Element boundary records:
******************************
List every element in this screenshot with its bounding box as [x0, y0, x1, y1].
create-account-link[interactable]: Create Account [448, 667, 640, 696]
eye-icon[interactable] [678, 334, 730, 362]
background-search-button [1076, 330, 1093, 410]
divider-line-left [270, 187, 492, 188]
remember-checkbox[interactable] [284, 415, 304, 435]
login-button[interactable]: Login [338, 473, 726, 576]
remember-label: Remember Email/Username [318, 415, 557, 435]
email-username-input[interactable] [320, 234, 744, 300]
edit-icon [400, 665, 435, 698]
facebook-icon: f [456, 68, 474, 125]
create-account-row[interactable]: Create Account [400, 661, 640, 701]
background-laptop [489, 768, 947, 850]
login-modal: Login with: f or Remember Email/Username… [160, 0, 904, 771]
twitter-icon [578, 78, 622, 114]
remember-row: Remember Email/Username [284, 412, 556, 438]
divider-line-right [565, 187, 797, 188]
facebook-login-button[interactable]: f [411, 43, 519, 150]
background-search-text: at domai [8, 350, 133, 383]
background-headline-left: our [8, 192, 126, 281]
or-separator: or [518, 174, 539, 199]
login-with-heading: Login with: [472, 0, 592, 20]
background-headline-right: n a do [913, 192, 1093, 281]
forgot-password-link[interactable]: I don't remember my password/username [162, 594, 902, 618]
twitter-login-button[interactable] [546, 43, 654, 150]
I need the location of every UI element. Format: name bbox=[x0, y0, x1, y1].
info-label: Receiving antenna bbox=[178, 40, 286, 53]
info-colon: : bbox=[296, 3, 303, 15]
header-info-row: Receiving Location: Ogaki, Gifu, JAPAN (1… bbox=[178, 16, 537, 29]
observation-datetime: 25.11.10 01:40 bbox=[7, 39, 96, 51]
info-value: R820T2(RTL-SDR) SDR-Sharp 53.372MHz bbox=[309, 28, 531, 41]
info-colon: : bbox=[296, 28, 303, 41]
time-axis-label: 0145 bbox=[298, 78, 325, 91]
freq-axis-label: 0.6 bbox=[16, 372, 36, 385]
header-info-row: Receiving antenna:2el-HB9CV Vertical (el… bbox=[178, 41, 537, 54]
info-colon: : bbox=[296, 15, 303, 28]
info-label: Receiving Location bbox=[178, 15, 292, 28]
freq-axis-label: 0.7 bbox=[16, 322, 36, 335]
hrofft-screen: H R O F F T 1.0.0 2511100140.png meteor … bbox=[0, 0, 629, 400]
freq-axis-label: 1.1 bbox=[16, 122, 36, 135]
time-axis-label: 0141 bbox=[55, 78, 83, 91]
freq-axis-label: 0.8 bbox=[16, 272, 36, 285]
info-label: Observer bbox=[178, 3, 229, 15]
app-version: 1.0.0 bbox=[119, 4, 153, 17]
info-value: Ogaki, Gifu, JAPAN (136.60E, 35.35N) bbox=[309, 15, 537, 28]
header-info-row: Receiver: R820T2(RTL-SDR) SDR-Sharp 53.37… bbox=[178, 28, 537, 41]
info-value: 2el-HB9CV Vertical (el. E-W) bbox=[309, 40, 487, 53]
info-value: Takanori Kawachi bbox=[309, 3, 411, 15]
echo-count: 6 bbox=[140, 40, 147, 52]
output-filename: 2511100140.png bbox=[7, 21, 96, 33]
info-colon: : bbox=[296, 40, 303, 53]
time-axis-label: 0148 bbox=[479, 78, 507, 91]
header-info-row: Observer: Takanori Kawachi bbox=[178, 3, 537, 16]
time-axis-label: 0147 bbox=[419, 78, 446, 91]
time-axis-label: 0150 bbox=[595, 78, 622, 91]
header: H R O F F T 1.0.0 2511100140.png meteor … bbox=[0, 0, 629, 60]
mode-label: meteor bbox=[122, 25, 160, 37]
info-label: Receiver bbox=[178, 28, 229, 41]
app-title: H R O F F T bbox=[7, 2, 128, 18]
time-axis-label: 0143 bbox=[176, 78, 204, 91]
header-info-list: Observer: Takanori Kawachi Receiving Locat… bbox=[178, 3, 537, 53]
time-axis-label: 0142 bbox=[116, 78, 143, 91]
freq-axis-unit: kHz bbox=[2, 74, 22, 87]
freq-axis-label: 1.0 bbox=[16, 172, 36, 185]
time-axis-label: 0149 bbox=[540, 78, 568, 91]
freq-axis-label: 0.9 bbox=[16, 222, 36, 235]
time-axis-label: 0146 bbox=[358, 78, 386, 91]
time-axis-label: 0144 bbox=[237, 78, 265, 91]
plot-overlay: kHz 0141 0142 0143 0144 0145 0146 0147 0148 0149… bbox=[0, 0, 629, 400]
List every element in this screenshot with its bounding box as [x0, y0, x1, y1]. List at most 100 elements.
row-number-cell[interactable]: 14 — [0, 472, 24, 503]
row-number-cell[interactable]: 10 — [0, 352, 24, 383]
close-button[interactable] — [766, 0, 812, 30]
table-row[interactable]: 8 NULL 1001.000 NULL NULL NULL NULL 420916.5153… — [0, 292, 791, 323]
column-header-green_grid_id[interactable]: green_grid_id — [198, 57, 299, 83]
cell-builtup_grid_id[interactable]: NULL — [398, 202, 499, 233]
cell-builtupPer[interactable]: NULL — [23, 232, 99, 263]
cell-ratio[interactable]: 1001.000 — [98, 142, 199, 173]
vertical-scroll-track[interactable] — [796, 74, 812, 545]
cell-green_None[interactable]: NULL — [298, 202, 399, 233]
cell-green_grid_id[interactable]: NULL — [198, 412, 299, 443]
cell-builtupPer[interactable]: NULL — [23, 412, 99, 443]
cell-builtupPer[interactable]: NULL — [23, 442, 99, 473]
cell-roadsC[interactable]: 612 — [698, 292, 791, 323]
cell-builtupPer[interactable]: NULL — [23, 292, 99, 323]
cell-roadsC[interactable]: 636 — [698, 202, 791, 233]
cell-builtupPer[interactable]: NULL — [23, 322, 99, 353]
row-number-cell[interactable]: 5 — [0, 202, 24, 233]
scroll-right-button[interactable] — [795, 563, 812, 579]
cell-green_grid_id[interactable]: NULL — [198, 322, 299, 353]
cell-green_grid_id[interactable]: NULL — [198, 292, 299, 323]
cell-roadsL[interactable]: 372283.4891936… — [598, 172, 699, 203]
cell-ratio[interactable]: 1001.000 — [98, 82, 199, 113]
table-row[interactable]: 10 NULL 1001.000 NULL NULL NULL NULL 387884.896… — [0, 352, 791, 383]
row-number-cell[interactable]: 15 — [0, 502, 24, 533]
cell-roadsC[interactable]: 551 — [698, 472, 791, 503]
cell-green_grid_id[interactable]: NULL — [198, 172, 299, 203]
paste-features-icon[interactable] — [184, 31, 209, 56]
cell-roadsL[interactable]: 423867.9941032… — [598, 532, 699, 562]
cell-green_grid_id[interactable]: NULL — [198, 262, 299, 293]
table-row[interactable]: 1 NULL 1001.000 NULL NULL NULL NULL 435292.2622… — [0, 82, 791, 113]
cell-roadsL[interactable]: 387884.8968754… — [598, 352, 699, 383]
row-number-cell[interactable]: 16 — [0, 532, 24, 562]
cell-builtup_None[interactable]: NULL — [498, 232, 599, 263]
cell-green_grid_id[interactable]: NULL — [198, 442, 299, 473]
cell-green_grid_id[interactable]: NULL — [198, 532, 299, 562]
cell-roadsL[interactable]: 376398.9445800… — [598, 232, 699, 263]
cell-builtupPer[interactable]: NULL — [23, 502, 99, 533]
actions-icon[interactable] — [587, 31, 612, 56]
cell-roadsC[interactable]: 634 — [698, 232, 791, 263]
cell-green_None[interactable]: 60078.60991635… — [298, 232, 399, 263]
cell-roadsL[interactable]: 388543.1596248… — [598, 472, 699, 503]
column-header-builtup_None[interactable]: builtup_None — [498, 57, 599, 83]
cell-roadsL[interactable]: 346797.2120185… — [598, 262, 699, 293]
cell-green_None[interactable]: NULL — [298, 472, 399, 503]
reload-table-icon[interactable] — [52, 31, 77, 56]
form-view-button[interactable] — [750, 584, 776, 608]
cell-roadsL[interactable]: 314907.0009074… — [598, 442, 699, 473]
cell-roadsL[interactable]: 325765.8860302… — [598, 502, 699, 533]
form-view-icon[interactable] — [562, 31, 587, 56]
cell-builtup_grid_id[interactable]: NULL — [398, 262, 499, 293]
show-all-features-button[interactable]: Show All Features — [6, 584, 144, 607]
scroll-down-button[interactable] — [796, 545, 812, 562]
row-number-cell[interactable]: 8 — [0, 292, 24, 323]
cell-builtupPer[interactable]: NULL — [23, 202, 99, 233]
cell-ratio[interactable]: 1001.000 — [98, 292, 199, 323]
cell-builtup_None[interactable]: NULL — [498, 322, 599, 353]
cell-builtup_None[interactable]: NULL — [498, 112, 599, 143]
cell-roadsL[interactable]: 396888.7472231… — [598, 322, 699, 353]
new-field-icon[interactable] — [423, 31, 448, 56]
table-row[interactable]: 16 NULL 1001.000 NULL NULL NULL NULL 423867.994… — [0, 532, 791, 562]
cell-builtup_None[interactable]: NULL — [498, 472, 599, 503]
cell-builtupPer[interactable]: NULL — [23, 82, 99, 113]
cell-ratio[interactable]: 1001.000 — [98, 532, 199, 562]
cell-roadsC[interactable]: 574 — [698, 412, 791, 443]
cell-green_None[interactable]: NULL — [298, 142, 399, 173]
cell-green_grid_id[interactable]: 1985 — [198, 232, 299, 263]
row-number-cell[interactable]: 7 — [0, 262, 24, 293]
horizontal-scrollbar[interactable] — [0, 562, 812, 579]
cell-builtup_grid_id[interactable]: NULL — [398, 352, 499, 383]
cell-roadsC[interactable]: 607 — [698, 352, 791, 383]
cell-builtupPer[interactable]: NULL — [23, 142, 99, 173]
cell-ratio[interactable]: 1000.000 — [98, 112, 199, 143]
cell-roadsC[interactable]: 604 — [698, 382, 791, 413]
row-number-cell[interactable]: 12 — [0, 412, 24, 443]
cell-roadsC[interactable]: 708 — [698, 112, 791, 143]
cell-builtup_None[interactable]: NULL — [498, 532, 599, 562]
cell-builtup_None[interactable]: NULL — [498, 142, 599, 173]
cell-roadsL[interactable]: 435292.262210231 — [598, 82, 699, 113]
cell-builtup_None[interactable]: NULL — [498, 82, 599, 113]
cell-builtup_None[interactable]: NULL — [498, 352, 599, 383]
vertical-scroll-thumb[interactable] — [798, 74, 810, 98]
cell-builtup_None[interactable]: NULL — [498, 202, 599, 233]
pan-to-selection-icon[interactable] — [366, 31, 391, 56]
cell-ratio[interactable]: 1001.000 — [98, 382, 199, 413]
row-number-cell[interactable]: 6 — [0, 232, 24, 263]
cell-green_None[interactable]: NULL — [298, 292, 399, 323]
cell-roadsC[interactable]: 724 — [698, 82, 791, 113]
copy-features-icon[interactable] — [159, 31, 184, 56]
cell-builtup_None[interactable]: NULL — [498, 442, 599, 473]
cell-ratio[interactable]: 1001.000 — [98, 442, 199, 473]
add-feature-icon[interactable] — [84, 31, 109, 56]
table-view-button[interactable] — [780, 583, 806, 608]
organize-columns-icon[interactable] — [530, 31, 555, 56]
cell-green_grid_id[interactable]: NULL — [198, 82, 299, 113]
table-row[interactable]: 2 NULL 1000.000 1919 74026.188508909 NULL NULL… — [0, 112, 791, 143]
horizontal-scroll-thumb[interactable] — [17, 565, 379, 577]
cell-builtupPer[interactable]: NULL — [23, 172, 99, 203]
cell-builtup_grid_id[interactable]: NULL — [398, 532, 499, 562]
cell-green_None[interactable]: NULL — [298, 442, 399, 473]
******************************
Short exercise:
Can you output the listing word for word, from its opening line through the line containing "info-colon: : bbox=[296, 15, 303, 28]", with both of those lines included?

Response:
List every element in this screenshot with its bounding box as [x0, y0, x1, y1].
create-account-link[interactable]: Create Account [448, 667, 640, 696]
eye-icon[interactable] [678, 334, 730, 362]
background-search-button [1076, 330, 1093, 410]
divider-line-left [270, 187, 492, 188]
remember-checkbox[interactable] [284, 415, 304, 435]
login-button[interactable]: Login [338, 473, 726, 576]
remember-label: Remember Email/Username [318, 415, 557, 435]
email-username-input[interactable] [320, 234, 744, 300]
edit-icon [400, 665, 435, 698]
facebook-icon: f [456, 68, 474, 125]
create-account-row[interactable]: Create Account [400, 661, 640, 701]
background-laptop [489, 768, 947, 850]
login-modal: Login with: f or Remember Email/Username… [160, 0, 904, 771]
twitter-icon [578, 78, 622, 114]
remember-row: Remember Email/Username [284, 412, 556, 438]
divider-line-right [565, 187, 797, 188]
facebook-login-button[interactable]: f [411, 43, 519, 150]
background-search-text: at domai [8, 350, 133, 383]
background-headline-left: our [8, 192, 126, 281]
or-separator: or [518, 174, 539, 199]
login-with-heading: Login with: [472, 0, 592, 20]
background-headline-right: n a do [913, 192, 1093, 281]
forgot-password-link[interactable]: I don't remember my password/username [162, 594, 902, 618]
twitter-login-button[interactable] [546, 43, 654, 150]
I need the location of every UI element. Format: name bbox=[x0, y0, x1, y1].
info-label: Receiving antenna bbox=[178, 40, 286, 53]
info-colon: : bbox=[296, 3, 303, 15]
header-info-row: Receiving Location: Ogaki, Gifu, JAPAN (1… bbox=[178, 16, 537, 29]
observation-datetime: 25.11.10 01:40 bbox=[7, 39, 96, 51]
info-value: R820T2(RTL-SDR) SDR-Sharp 53.372MHz bbox=[309, 28, 531, 41]
info-colon: : bbox=[296, 28, 303, 41]
time-axis-label: 0145 bbox=[298, 78, 325, 91]
freq-axis-label: 0.6 bbox=[16, 372, 36, 385]
header-info-row: Receiving antenna:2el-HB9CV Vertical (el… bbox=[178, 41, 537, 54]
info-colon: : bbox=[296, 15, 303, 28]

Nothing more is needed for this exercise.